• Short task: Images appear in the records below; leave them out and repeat everything else exactly.
◇ ◇ ◇
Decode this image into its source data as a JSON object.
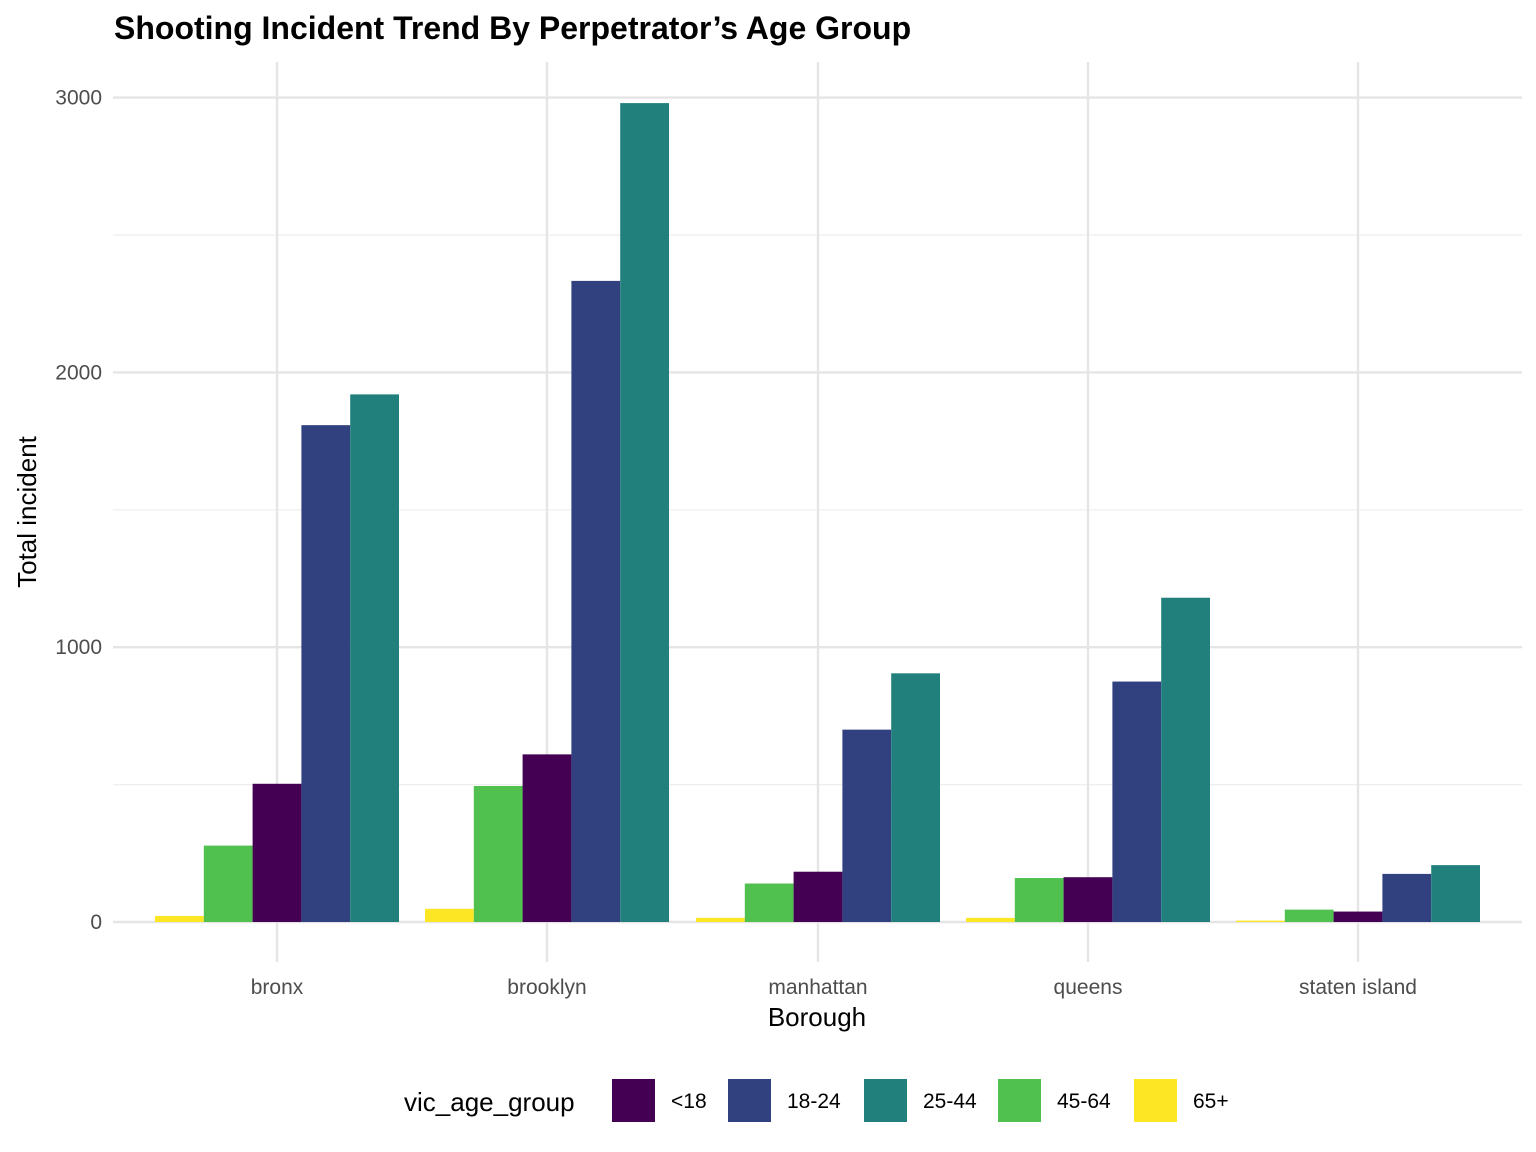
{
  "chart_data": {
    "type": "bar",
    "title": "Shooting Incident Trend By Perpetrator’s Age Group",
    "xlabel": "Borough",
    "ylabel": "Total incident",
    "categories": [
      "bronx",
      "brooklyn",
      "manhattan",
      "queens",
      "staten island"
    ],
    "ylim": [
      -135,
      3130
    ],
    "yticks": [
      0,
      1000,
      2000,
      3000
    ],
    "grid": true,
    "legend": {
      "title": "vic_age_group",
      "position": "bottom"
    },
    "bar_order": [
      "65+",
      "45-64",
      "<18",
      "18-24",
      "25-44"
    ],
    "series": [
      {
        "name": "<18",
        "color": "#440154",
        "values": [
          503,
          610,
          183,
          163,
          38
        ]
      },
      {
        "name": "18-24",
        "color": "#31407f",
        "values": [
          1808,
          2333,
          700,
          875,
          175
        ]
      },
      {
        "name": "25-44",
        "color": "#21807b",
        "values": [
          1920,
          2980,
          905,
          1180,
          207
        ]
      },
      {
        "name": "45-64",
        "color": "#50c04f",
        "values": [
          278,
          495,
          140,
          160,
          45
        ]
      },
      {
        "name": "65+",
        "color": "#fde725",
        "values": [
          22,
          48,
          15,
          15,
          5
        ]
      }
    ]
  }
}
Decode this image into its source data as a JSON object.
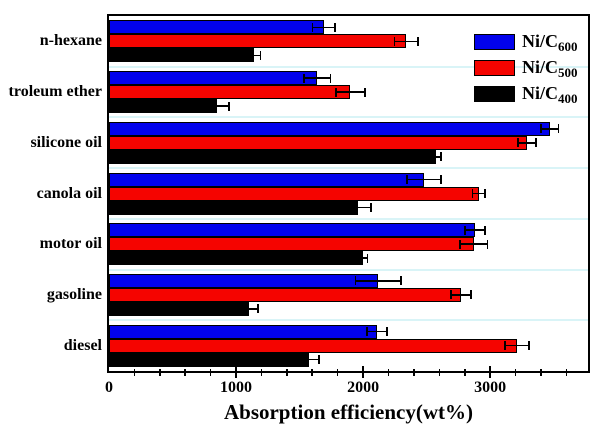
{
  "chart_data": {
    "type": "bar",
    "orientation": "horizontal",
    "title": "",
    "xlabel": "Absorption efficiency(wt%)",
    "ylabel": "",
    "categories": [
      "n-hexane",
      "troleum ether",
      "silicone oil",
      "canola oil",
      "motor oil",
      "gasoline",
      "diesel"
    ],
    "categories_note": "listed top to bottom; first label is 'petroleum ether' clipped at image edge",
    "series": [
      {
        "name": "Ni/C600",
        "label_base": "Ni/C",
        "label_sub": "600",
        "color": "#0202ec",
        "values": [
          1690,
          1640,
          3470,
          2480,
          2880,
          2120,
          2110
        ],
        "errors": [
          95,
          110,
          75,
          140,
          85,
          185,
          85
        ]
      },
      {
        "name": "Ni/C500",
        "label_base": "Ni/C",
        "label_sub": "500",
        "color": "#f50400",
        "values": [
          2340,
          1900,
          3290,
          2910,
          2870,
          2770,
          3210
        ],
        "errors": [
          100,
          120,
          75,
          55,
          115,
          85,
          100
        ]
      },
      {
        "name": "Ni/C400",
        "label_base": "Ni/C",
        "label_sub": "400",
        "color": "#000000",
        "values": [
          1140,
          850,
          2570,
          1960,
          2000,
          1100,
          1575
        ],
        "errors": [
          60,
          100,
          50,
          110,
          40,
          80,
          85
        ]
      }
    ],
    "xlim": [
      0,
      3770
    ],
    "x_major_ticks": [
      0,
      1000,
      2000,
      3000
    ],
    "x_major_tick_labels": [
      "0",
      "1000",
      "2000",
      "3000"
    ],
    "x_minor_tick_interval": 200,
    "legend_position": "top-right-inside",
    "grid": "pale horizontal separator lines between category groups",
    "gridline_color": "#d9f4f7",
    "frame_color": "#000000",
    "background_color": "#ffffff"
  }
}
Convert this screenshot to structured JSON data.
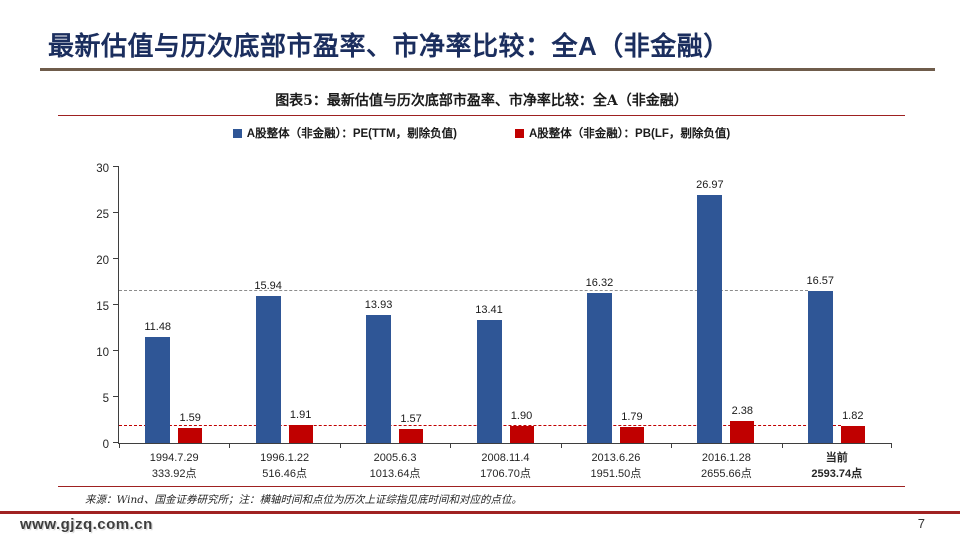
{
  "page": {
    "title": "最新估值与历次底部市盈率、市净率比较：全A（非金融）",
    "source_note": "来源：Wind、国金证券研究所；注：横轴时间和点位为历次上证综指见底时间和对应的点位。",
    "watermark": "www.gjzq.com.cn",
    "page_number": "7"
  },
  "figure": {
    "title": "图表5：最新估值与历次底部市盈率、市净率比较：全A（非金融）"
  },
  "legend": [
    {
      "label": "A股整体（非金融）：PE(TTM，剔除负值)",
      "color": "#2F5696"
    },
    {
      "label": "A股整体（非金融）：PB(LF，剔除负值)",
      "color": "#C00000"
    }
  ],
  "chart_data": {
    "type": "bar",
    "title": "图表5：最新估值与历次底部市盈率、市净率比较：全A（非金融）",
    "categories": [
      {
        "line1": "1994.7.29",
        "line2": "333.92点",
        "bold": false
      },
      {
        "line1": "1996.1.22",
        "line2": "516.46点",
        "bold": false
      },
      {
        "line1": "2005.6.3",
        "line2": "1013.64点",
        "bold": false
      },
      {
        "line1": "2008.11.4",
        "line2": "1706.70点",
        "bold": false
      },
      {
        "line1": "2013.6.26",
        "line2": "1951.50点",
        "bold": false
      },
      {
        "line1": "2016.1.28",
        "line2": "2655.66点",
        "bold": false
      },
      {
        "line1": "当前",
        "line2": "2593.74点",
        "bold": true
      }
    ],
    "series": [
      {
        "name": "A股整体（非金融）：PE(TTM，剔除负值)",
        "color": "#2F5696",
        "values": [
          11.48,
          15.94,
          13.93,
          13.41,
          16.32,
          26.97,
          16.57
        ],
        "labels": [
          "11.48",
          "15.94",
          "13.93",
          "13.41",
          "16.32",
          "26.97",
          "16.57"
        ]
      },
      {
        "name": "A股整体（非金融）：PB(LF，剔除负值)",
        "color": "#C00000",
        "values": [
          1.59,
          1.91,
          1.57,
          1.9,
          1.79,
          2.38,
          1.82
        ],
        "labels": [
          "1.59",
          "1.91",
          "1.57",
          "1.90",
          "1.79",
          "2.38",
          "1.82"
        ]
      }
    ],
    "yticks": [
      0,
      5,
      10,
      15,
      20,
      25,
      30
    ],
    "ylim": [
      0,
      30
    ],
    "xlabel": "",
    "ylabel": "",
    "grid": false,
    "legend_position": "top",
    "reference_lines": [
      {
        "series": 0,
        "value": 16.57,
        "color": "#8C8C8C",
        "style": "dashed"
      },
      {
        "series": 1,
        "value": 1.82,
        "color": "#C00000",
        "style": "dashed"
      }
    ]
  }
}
◇ ◇ ◇
• Response:
Decode this image into its source data as a JSON object.
{
  "chart_data": {
    "type": "bar",
    "title": "Shooting Incident Trend By Perpetrator’s Age Group",
    "xlabel": "Borough",
    "ylabel": "Total incident",
    "categories": [
      "bronx",
      "brooklyn",
      "manhattan",
      "queens",
      "staten island"
    ],
    "ylim": [
      -135,
      3130
    ],
    "yticks": [
      0,
      1000,
      2000,
      3000
    ],
    "grid": true,
    "legend": {
      "title": "vic_age_group",
      "position": "bottom"
    },
    "bar_order": [
      "65+",
      "45-64",
      "<18",
      "18-24",
      "25-44"
    ],
    "series": [
      {
        "name": "<18",
        "color": "#440154",
        "values": [
          503,
          610,
          183,
          163,
          38
        ]
      },
      {
        "name": "18-24",
        "color": "#31407f",
        "values": [
          1808,
          2333,
          700,
          875,
          175
        ]
      },
      {
        "name": "25-44",
        "color": "#21807b",
        "values": [
          1920,
          2980,
          905,
          1180,
          207
        ]
      },
      {
        "name": "45-64",
        "color": "#50c04f",
        "values": [
          278,
          495,
          140,
          160,
          45
        ]
      },
      {
        "name": "65+",
        "color": "#fde725",
        "values": [
          22,
          48,
          15,
          15,
          5
        ]
      }
    ]
  }
}
Decode this image into its source data as a JSON object.
{
  "chart_data": {
    "type": "bar",
    "orientation": "horizontal",
    "title": "",
    "xlabel": "Absorption efficiency(wt%)",
    "ylabel": "",
    "categories": [
      "n-hexane",
      "troleum ether",
      "silicone oil",
      "canola oil",
      "motor oil",
      "gasoline",
      "diesel"
    ],
    "categories_note": "listed top to bottom; first label is 'petroleum ether' clipped at image edge",
    "series": [
      {
        "name": "Ni/C600",
        "label_base": "Ni/C",
        "label_sub": "600",
        "color": "#0202ec",
        "values": [
          1690,
          1640,
          3470,
          2480,
          2880,
          2120,
          2110
        ],
        "errors": [
          95,
          110,
          75,
          140,
          85,
          185,
          85
        ]
      },
      {
        "name": "Ni/C500",
        "label_base": "Ni/C",
        "label_sub": "500",
        "color": "#f50400",
        "values": [
          2340,
          1900,
          3290,
          2910,
          2870,
          2770,
          3210
        ],
        "errors": [
          100,
          120,
          75,
          55,
          115,
          85,
          100
        ]
      },
      {
        "name": "Ni/C400",
        "label_base": "Ni/C",
        "label_sub": "400",
        "color": "#000000",
        "values": [
          1140,
          850,
          2570,
          1960,
          2000,
          1100,
          1575
        ],
        "errors": [
          60,
          100,
          50,
          110,
          40,
          80,
          85
        ]
      }
    ],
    "xlim": [
      0,
      3770
    ],
    "x_major_ticks": [
      0,
      1000,
      2000,
      3000
    ],
    "x_major_tick_labels": [
      "0",
      "1000",
      "2000",
      "3000"
    ],
    "x_minor_tick_interval": 200,
    "legend_position": "top-right-inside",
    "grid": "pale horizontal separator lines between category groups",
    "gridline_color": "#d9f4f7",
    "frame_color": "#000000",
    "background_color": "#ffffff"
  }
}
Convert this screenshot to structured JSON data.
{
  "page": {
    "title": "最新估值与历次底部市盈率、市净率比较：全A（非金融）",
    "source_note": "来源：Wind、国金证券研究所；注：横轴时间和点位为历次上证综指见底时间和对应的点位。",
    "watermark": "www.gjzq.com.cn",
    "page_number": "7"
  },
  "figure": {
    "title": "图表5：最新估值与历次底部市盈率、市净率比较：全A（非金融）"
  },
  "legend": [
    {
      "label": "A股整体（非金融）：PE(TTM，剔除负值)",
      "color": "#2F5696"
    },
    {
      "label": "A股整体（非金融）：PB(LF，剔除负值)",
      "color": "#C00000"
    }
  ],
  "chart_data": {
    "type": "bar",
    "title": "图表5：最新估值与历次底部市盈率、市净率比较：全A（非金融）",
    "categories": [
      {
        "line1": "1994.7.29",
        "line2": "333.92点",
        "bold": false
      },
      {
        "line1": "1996.1.22",
        "line2": "516.46点",
        "bold": false
      },
      {
        "line1": "2005.6.3",
        "line2": "1013.64点",
        "bold": false
      },
      {
        "line1": "2008.11.4",
        "line2": "1706.70点",
        "bold": false
      },
      {
        "line1": "2013.6.26",
        "line2": "1951.50点",
        "bold": false
      },
      {
        "line1": "2016.1.28",
        "line2": "2655.66点",
        "bold": false
      },
      {
        "line1": "当前",
        "line2": "2593.74点",
        "bold": true
      }
    ],
    "series": [
      {
        "name": "A股整体（非金融）：PE(TTM，剔除负值)",
        "color": "#2F5696",
        "values": [
          11.48,
          15.94,
          13.93,
          13.41,
          16.32,
          26.97,
          16.57
        ],
        "labels": [
          "11.48",
          "15.94",
          "13.93",
          "13.41",
          "16.32",
          "26.97",
          "16.57"
        ]
      },
      {
        "name": "A股整体（非金融）：PB(LF，剔除负值)",
        "color": "#C00000",
        "values": [
          1.59,
          1.91,
          1.57,
          1.9,
          1.79,
          2.38,
          1.82
        ],
        "labels": [
          "1.59",
          "1.91",
          "1.57",
          "1.90",
          "1.79",
          "2.38",
          "1.82"
        ]
      }
    ],
    "yticks": [
      0,
      5,
      10,
      15,
      20,
      25,
      30
    ],
    "ylim": [
      0,
      30
    ],
    "xlabel": "",
    "ylabel": "",
    "grid": false,
    "legend_position": "top",
    "reference_lines": [
      {
        "series": 0,
        "value": 16.57,
        "color": "#8C8C8C",
        "style": "dashed"
      },
      {
        "series": 1,
        "value": 1.82,
        "color": "#C00000",
        "style": "dashed"
      }
    ]
  }
}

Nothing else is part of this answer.